• TASK MATERIAL:
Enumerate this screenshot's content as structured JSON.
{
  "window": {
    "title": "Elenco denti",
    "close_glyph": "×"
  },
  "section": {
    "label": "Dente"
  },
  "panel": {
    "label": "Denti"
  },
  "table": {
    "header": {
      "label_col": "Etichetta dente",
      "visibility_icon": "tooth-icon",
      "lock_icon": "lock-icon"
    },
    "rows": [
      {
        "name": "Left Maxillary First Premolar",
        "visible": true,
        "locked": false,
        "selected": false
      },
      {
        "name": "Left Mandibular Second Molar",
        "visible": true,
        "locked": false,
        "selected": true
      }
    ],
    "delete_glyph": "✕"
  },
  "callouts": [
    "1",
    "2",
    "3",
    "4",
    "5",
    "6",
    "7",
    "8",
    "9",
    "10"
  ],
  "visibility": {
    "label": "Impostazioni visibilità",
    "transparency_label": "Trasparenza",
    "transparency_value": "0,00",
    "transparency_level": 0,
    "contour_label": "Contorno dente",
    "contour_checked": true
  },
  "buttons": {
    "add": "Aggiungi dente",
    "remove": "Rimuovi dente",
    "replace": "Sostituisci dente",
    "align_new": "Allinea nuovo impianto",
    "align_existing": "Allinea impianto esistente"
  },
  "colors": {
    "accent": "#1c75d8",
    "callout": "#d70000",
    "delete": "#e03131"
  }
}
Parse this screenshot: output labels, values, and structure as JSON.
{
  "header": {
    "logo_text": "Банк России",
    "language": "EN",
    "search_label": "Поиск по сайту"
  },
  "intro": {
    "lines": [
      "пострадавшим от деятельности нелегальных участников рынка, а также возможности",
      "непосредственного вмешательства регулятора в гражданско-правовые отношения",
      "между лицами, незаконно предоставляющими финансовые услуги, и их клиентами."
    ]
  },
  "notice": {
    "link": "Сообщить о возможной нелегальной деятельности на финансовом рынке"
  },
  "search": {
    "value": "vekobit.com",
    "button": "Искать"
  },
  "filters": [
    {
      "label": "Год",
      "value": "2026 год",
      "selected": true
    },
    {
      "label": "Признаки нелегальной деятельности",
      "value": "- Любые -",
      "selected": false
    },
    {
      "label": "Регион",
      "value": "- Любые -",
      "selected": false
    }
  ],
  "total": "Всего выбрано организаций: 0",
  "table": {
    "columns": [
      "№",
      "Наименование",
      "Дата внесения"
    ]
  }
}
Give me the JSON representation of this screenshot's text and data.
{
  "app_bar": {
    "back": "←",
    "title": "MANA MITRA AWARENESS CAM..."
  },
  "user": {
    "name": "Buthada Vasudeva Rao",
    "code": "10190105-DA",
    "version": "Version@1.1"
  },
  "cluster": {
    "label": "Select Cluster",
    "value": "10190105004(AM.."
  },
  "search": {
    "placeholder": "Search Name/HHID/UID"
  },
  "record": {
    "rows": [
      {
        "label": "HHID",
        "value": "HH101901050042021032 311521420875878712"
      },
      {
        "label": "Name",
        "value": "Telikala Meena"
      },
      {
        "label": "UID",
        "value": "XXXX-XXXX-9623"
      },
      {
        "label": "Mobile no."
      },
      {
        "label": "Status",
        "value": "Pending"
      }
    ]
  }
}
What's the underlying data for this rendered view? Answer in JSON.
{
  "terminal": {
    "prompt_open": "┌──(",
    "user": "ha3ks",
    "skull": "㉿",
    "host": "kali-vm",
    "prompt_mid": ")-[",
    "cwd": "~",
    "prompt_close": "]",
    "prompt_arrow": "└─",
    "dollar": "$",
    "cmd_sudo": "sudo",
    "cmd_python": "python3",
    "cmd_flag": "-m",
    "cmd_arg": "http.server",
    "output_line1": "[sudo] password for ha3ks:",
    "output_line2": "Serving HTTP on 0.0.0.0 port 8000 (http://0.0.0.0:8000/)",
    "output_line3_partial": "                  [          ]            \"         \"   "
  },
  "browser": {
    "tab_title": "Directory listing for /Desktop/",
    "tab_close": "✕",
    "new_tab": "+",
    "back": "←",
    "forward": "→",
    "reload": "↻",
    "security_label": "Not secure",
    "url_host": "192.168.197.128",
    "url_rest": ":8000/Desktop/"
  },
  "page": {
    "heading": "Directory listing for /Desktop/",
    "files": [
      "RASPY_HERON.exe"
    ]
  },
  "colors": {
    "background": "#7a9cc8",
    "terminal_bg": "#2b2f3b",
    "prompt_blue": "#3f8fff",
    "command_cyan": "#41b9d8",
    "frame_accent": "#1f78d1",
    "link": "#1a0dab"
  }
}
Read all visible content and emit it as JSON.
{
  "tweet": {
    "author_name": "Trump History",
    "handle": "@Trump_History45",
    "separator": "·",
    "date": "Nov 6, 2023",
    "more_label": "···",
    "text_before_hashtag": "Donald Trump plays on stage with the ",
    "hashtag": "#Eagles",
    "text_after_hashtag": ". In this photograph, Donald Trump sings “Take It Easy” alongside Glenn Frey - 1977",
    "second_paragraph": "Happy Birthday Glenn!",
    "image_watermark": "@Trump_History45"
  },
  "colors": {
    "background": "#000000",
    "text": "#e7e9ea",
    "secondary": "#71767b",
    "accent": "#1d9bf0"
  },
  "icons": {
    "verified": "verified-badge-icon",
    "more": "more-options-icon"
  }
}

• EXERCISE DIRECTIONS: Return, word for word, every line from the line with "Read all visible content and emit it as JSON." to the final line of the data.

• CORRECT ANSWER:
Read all visible content and emit it as JSON.
{
  "tweet": {
    "author_name": "Trump History",
    "handle": "@Trump_History45",
    "separator": "·",
    "date": "Nov 6, 2023",
    "more_label": "···",
    "text_before_hashtag": "Donald Trump plays on stage with the ",
    "hashtag": "#Eagles",
    "text_after_hashtag": ". In this photograph, Donald Trump sings “Take It Easy” alongside Glenn Frey - 1977",
    "second_paragraph": "Happy Birthday Glenn!",
    "image_watermark": "@Trump_History45"
  },
  "colors": {
    "background": "#000000",
    "text": "#e7e9ea",
    "secondary": "#71767b",
    "accent": "#1d9bf0"
  },
  "icons": {
    "verified": "verified-badge-icon",
    "more": "more-options-icon"
  }
}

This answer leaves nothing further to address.